*Consigna*
Transcribe del texto sobre la felicidad el pasaje comprendido entre "Tanto ha sido" y "rincón del planeta.", ambos incluidos.

*Fragmento del texto*
━━━━━━
"No se puede organizar la tristeza", sentenció César Luis Menotti en una entrevista reciente. Los tiempos que corren han puesto de manifiesto cómo la sola insinuación de organizarla duele una barbaridad. Es una pretensión descomunal. En cambio, lo que sí hemos organizado por siglos es la felicidad o, si se prefiere, ciertas ideas de felicidad. Incluso las narrativas de sentido personal y colectivo mayoritarias han estado fincadas en la aspiración de felicidad, no en el deseo de tristeza.
Tanto ha sido así, que la enorme economía del ocio tiene como sustento principal el haber hecho de ciertas ideas de felicidad una economía. Hay ciudades enteras construidas sobre ideas de felicidad parientes de la euforia, la fiesta de los sentidos y la carcajada. Las antiguas celebraciones atléticas hoy son industrias globales del espectáculo deportivo. La música otrora reservada para halagar el oído cultivado dentro de la discreción del templo o las cámaras palaciegas es en la actualidad un desfile continuo de presentaciones en plazas y estadios abarrotados. En resumen, la organización de las ideas de felicidad ha sido un proceso aparejado con la construcción de un andamiaje económico que ha logrado penetrar cada rincón del planeta.
━━━━━━
*Datos extraídos*
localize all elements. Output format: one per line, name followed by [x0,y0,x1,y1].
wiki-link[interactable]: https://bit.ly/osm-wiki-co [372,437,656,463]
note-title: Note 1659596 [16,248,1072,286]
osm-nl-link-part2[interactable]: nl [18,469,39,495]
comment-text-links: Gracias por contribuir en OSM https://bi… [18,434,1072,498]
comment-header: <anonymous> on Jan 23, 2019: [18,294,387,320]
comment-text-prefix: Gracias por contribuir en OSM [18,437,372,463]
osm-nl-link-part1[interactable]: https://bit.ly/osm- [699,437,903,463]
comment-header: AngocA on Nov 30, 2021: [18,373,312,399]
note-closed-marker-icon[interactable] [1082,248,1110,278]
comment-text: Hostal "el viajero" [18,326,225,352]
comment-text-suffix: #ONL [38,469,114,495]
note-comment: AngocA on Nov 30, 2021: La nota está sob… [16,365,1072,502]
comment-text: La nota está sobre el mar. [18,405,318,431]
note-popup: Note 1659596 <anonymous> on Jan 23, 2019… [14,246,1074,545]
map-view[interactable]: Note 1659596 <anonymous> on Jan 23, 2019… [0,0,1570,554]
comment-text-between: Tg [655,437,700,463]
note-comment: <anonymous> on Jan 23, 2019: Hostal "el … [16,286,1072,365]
━━━━━━
*Solución propuesta*
Tanto ha sido así, que la enorme economía del ocio tiene como sustento principal el haber hecho de ciertas ideas de felicidad una economía. Hay ciudades enteras construidas sobre ideas de felicidad parientes de la euforia, la fiesta de los sentidos y la carcajada. Las antiguas celebraciones atléticas hoy son industrias globales del espectáculo deportivo. La música otrora reservada para halagar el oído cultivado dentro de la discreción del templo o las cámaras palaciegas es en la actualidad un desfile continuo de presentaciones en plazas y estadios abarrotados. En resumen, la organización de las ideas de felicidad ha sido un proceso aparejado con la construcción de un andamiaje económico que ha logrado penetrar cada rincón del planeta.